━━━━━ Material for this exercise ━━━━━
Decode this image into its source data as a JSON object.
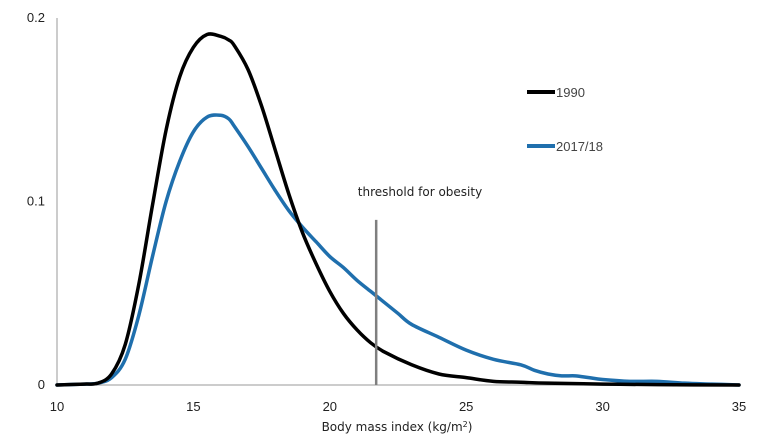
{
  "chart_data": {
    "type": "line",
    "xlabel_main": "Body mass index (kg/m",
    "xlabel_sup": "2",
    "xlabel_end": ")",
    "xlim": [
      10,
      35
    ],
    "ylim": [
      0,
      0.2
    ],
    "xticks": [
      "10",
      "15",
      "20",
      "25",
      "30",
      "35"
    ],
    "xtick_values": [
      10,
      15,
      20,
      25,
      30,
      35
    ],
    "yticks": [
      "0",
      "0.1",
      "0.2"
    ],
    "ytick_values": [
      0,
      0.1,
      0.2
    ],
    "threshold": {
      "x": 21.7,
      "y_top": 0.09,
      "label": "threshold for obesity",
      "color": "#7f7f7f"
    },
    "legend_position": "right",
    "series": [
      {
        "name": "1990",
        "color": "#000000",
        "x": [
          10,
          11,
          11.5,
          12,
          12.5,
          13,
          13.5,
          14,
          14.5,
          15,
          15.5,
          16,
          16.3,
          16.5,
          17,
          17.5,
          18,
          18.5,
          19,
          19.5,
          20,
          20.5,
          21,
          21.5,
          22,
          23,
          24,
          25,
          26,
          27,
          28,
          30,
          32,
          35
        ],
        "values": [
          0,
          0.0005,
          0.001,
          0.006,
          0.022,
          0.055,
          0.098,
          0.139,
          0.168,
          0.184,
          0.191,
          0.19,
          0.188,
          0.185,
          0.172,
          0.152,
          0.128,
          0.104,
          0.083,
          0.066,
          0.051,
          0.039,
          0.03,
          0.023,
          0.018,
          0.011,
          0.006,
          0.004,
          0.002,
          0.0015,
          0.001,
          0.0005,
          0.0002,
          0
        ]
      },
      {
        "name": "2017/18",
        "color": "#1f6fad",
        "x": [
          10,
          11,
          11.5,
          12,
          12.5,
          13,
          13.5,
          14,
          14.5,
          15,
          15.5,
          16,
          16.3,
          16.5,
          17,
          17.5,
          18,
          18.5,
          19,
          19.5,
          20,
          20.5,
          21,
          21.5,
          22,
          22.5,
          23,
          24,
          25,
          26,
          27,
          27.5,
          28,
          28.5,
          29,
          29.5,
          30,
          31,
          32,
          33,
          34,
          35
        ],
        "values": [
          0,
          0.0005,
          0.001,
          0.004,
          0.014,
          0.038,
          0.07,
          0.1,
          0.122,
          0.138,
          0.146,
          0.147,
          0.145,
          0.141,
          0.13,
          0.118,
          0.106,
          0.095,
          0.086,
          0.078,
          0.07,
          0.064,
          0.057,
          0.051,
          0.045,
          0.039,
          0.033,
          0.026,
          0.019,
          0.014,
          0.011,
          0.008,
          0.006,
          0.005,
          0.005,
          0.004,
          0.003,
          0.002,
          0.002,
          0.001,
          0.0005,
          0
        ]
      }
    ]
  }
}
━━━━━
Work to do> Every record above should come back exactly, but without its pictures.

Answer in full>
Decode this image into its source data as a JSON object.
{
  "chart_data": {
    "type": "line",
    "xlabel_main": "Body mass index (kg/m",
    "xlabel_sup": "2",
    "xlabel_end": ")",
    "xlim": [
      10,
      35
    ],
    "ylim": [
      0,
      0.2
    ],
    "xticks": [
      "10",
      "15",
      "20",
      "25",
      "30",
      "35"
    ],
    "xtick_values": [
      10,
      15,
      20,
      25,
      30,
      35
    ],
    "yticks": [
      "0",
      "0.1",
      "0.2"
    ],
    "ytick_values": [
      0,
      0.1,
      0.2
    ],
    "threshold": {
      "x": 21.7,
      "y_top": 0.09,
      "label": "threshold for obesity",
      "color": "#7f7f7f"
    },
    "legend_position": "right",
    "series": [
      {
        "name": "1990",
        "color": "#000000",
        "x": [
          10,
          11,
          11.5,
          12,
          12.5,
          13,
          13.5,
          14,
          14.5,
          15,
          15.5,
          16,
          16.3,
          16.5,
          17,
          17.5,
          18,
          18.5,
          19,
          19.5,
          20,
          20.5,
          21,
          21.5,
          22,
          23,
          24,
          25,
          26,
          27,
          28,
          30,
          32,
          35
        ],
        "values": [
          0,
          0.0005,
          0.001,
          0.006,
          0.022,
          0.055,
          0.098,
          0.139,
          0.168,
          0.184,
          0.191,
          0.19,
          0.188,
          0.185,
          0.172,
          0.152,
          0.128,
          0.104,
          0.083,
          0.066,
          0.051,
          0.039,
          0.03,
          0.023,
          0.018,
          0.011,
          0.006,
          0.004,
          0.002,
          0.0015,
          0.001,
          0.0005,
          0.0002,
          0
        ]
      },
      {
        "name": "2017/18",
        "color": "#1f6fad",
        "x": [
          10,
          11,
          11.5,
          12,
          12.5,
          13,
          13.5,
          14,
          14.5,
          15,
          15.5,
          16,
          16.3,
          16.5,
          17,
          17.5,
          18,
          18.5,
          19,
          19.5,
          20,
          20.5,
          21,
          21.5,
          22,
          22.5,
          23,
          24,
          25,
          26,
          27,
          27.5,
          28,
          28.5,
          29,
          29.5,
          30,
          31,
          32,
          33,
          34,
          35
        ],
        "values": [
          0,
          0.0005,
          0.001,
          0.004,
          0.014,
          0.038,
          0.07,
          0.1,
          0.122,
          0.138,
          0.146,
          0.147,
          0.145,
          0.141,
          0.13,
          0.118,
          0.106,
          0.095,
          0.086,
          0.078,
          0.07,
          0.064,
          0.057,
          0.051,
          0.045,
          0.039,
          0.033,
          0.026,
          0.019,
          0.014,
          0.011,
          0.008,
          0.006,
          0.005,
          0.005,
          0.004,
          0.003,
          0.002,
          0.002,
          0.001,
          0.0005,
          0
        ]
      }
    ]
  }
}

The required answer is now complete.